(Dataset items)
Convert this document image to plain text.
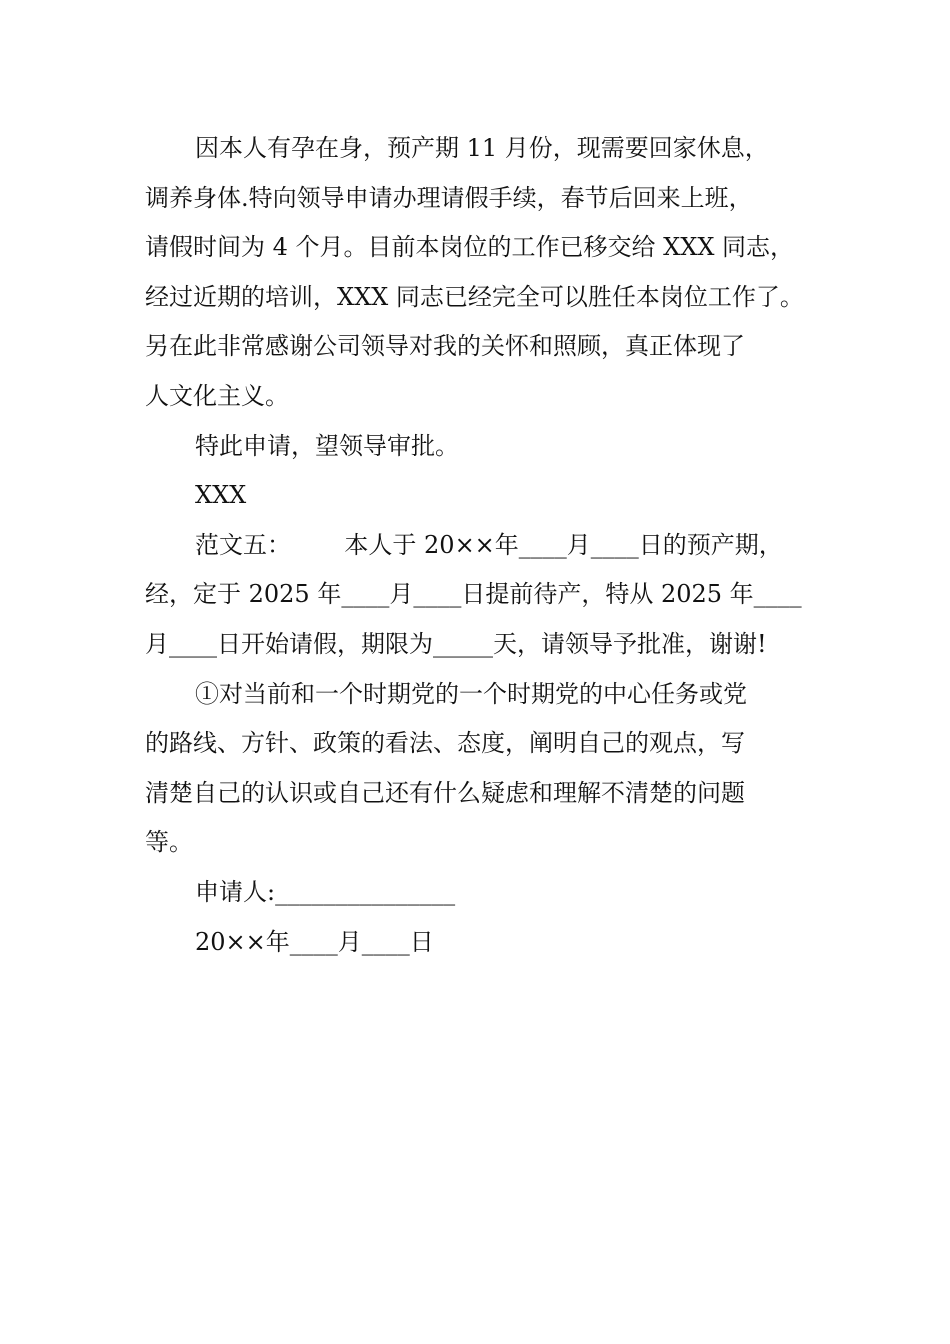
因本人有孕在身，预产期 11 月份，现需要回家休息，
调养身体.特向领导申请办理请假手续，春节后回来上班，
请假时间为 4 个月。目前本岗位的工作已移交给 XXX 同志，
经过近期的培训，XXX 同志已经完全可以胜任本岗位工作了。
另在此非常感谢公司领导对我的关怀和照顾，真正体现了
人文化主义。
特此申请，望领导审批。
XXX
范文五：       本人于 20××年____月____日的预产期，
经，定于 2025 年____月____日提前待产，特从 2025 年____
月____日开始请假，期限为_____天，请领导予批准，谢谢!
①对当前和一个时期党的一个时期党的中心任务或党
的路线、方针、政策的看法、态度，阐明自己的观点，写
清楚自己的认识或自己还有什么疑虑和理解不清楚的问题
等。
申请人:_______________
20××年____月____日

(TASK DIRECTIONS) Repeat every record precisely. Any picture among them stays out of the copy.

(TASK RESPONSE)
Convert this document image to plain text.
因本人有孕在身，预产期 11 月份，现需要回家休息，
调养身体.特向领导申请办理请假手续，春节后回来上班，
请假时间为 4 个月。目前本岗位的工作已移交给 XXX 同志，
经过近期的培训，XXX 同志已经完全可以胜任本岗位工作了。
另在此非常感谢公司领导对我的关怀和照顾，真正体现了
人文化主义。
特此申请，望领导审批。
XXX
范文五：       本人于 20××年____月____日的预产期，
经，定于 2025 年____月____日提前待产，特从 2025 年____
月____日开始请假，期限为_____天，请领导予批准，谢谢!
①对当前和一个时期党的一个时期党的中心任务或党
的路线、方针、政策的看法、态度，阐明自己的观点，写
清楚自己的认识或自己还有什么疑虑和理解不清楚的问题
等。
申请人:_______________
20××年____月____日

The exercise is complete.